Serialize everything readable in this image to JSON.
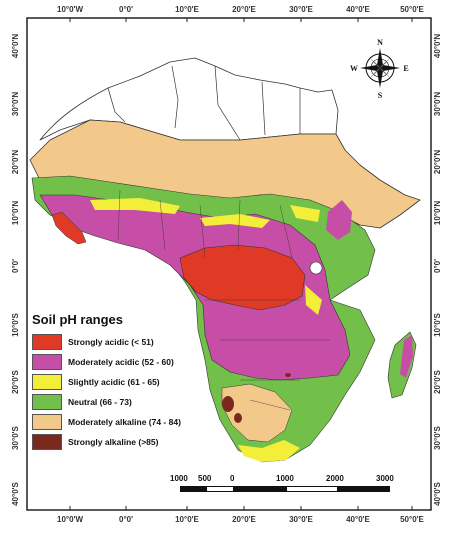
{
  "axes": {
    "top_ticks": [
      "10°0'W",
      "0°0'",
      "10°0'E",
      "20°0'E",
      "30°0'E",
      "40°0'E",
      "50°0'E"
    ],
    "bottom_ticks": [
      "10°0'W",
      "0°0'",
      "10°0'E",
      "20°0'E",
      "30°0'E",
      "40°0'E",
      "50°0'E"
    ],
    "left_ticks": [
      "40°0'N",
      "30°0'N",
      "20°0'N",
      "10°0'N",
      "0°0'",
      "10°0'S",
      "20°0'S",
      "30°0'S",
      "40°0'S"
    ],
    "right_ticks": [
      "40°0'N",
      "30°0'N",
      "20°0'N",
      "10°0'N",
      "0°0'",
      "10°0'S",
      "20°0'S",
      "30°0'S",
      "40°0'S"
    ]
  },
  "legend": {
    "title": "Soil pH ranges",
    "items": [
      {
        "label": "Strongly acidic (< 51)",
        "color": "#e03a26"
      },
      {
        "label": "Moderately acidic (52 - 60)",
        "color": "#c64ea6"
      },
      {
        "label": "Slightly acidic (61 - 65)",
        "color": "#f3ee3a"
      },
      {
        "label": "Neutral (66 - 73)",
        "color": "#72c04a"
      },
      {
        "label": "Moderately alkaline (74 - 84)",
        "color": "#f2c98a"
      },
      {
        "label": "Strongly alkaline (>85)",
        "color": "#7a2a1c"
      }
    ]
  },
  "scale_bar": {
    "ticks": [
      "1000",
      "500",
      "0",
      "1000",
      "2000",
      "3000"
    ]
  },
  "compass": {
    "n": "N",
    "s": "S",
    "e": "E",
    "w": "W"
  },
  "colors": {
    "strongly_acidic": "#e03a26",
    "moderately_acidic": "#c64ea6",
    "slightly_acidic": "#f3ee3a",
    "neutral": "#72c04a",
    "moderately_alkaline": "#f2c98a",
    "strongly_alkaline": "#7a2a1c",
    "no_data": "#ffffff",
    "ocean": "#ffffff"
  }
}
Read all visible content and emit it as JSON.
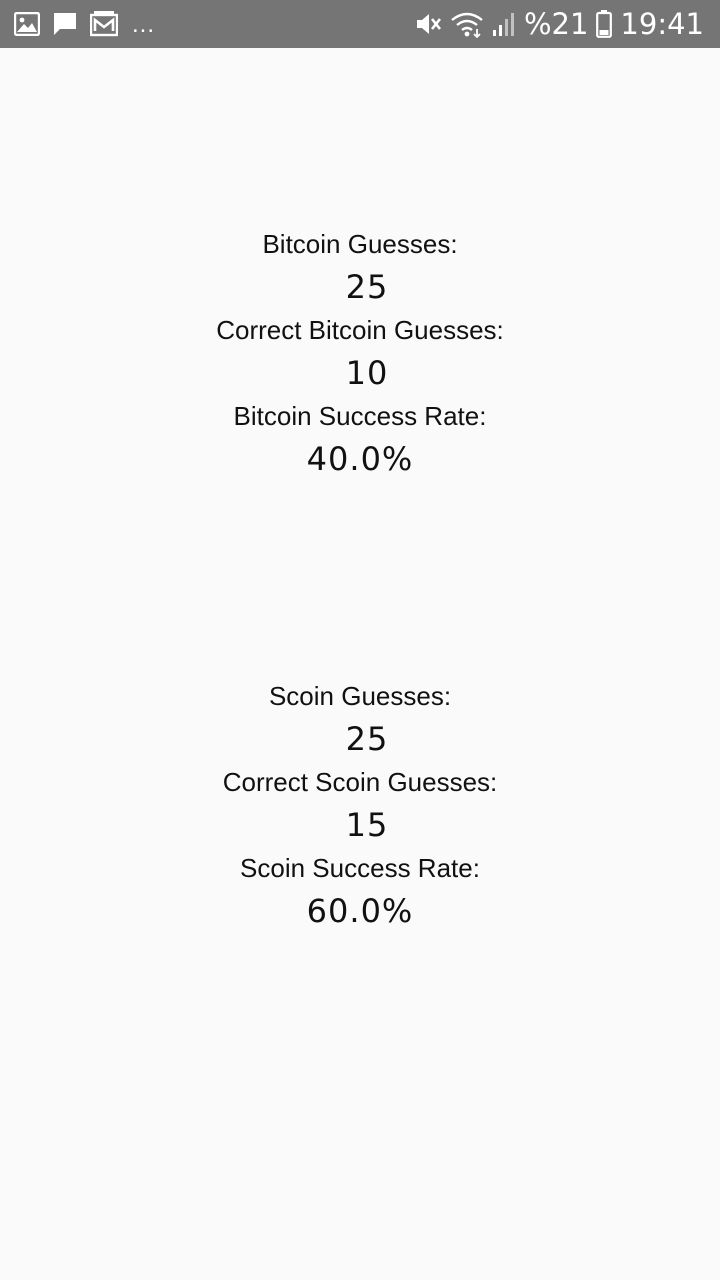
{
  "status_bar": {
    "more_indicator": "...",
    "battery_percent": "%21",
    "time": "19:41",
    "icons": [
      "image-icon",
      "message-icon",
      "mail-icon",
      "mute-icon",
      "wifi-icon",
      "signal-icon",
      "battery-icon"
    ]
  },
  "bitcoin": {
    "guesses_label": "Bitcoin Guesses:",
    "guesses_value": "25",
    "correct_label": "Correct Bitcoin Guesses:",
    "correct_value": "10",
    "rate_label": "Bitcoin Success Rate:",
    "rate_value": "40.0%"
  },
  "scoin": {
    "guesses_label": "Scoin Guesses:",
    "guesses_value": "25",
    "correct_label": "Correct Scoin Guesses:",
    "correct_value": "15",
    "rate_label": "Scoin Success Rate:",
    "rate_value": "60.0%"
  }
}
------------------------------------
OBJECTIVE: Extract, word for word, every line from the one holding "Read all visible content and emit it as JSON." through the closing line of the data above. Do not include any pictures.

COMPLETED EXERCISE:
Read all visible content and emit it as JSON.
{
  "status_bar": {
    "more_indicator": "...",
    "battery_percent": "%21",
    "time": "19:41",
    "icons": [
      "image-icon",
      "message-icon",
      "mail-icon",
      "mute-icon",
      "wifi-icon",
      "signal-icon",
      "battery-icon"
    ]
  },
  "bitcoin": {
    "guesses_label": "Bitcoin Guesses:",
    "guesses_value": "25",
    "correct_label": "Correct Bitcoin Guesses:",
    "correct_value": "10",
    "rate_label": "Bitcoin Success Rate:",
    "rate_value": "40.0%"
  },
  "scoin": {
    "guesses_label": "Scoin Guesses:",
    "guesses_value": "25",
    "correct_label": "Correct Scoin Guesses:",
    "correct_value": "15",
    "rate_label": "Scoin Success Rate:",
    "rate_value": "60.0%"
  }
}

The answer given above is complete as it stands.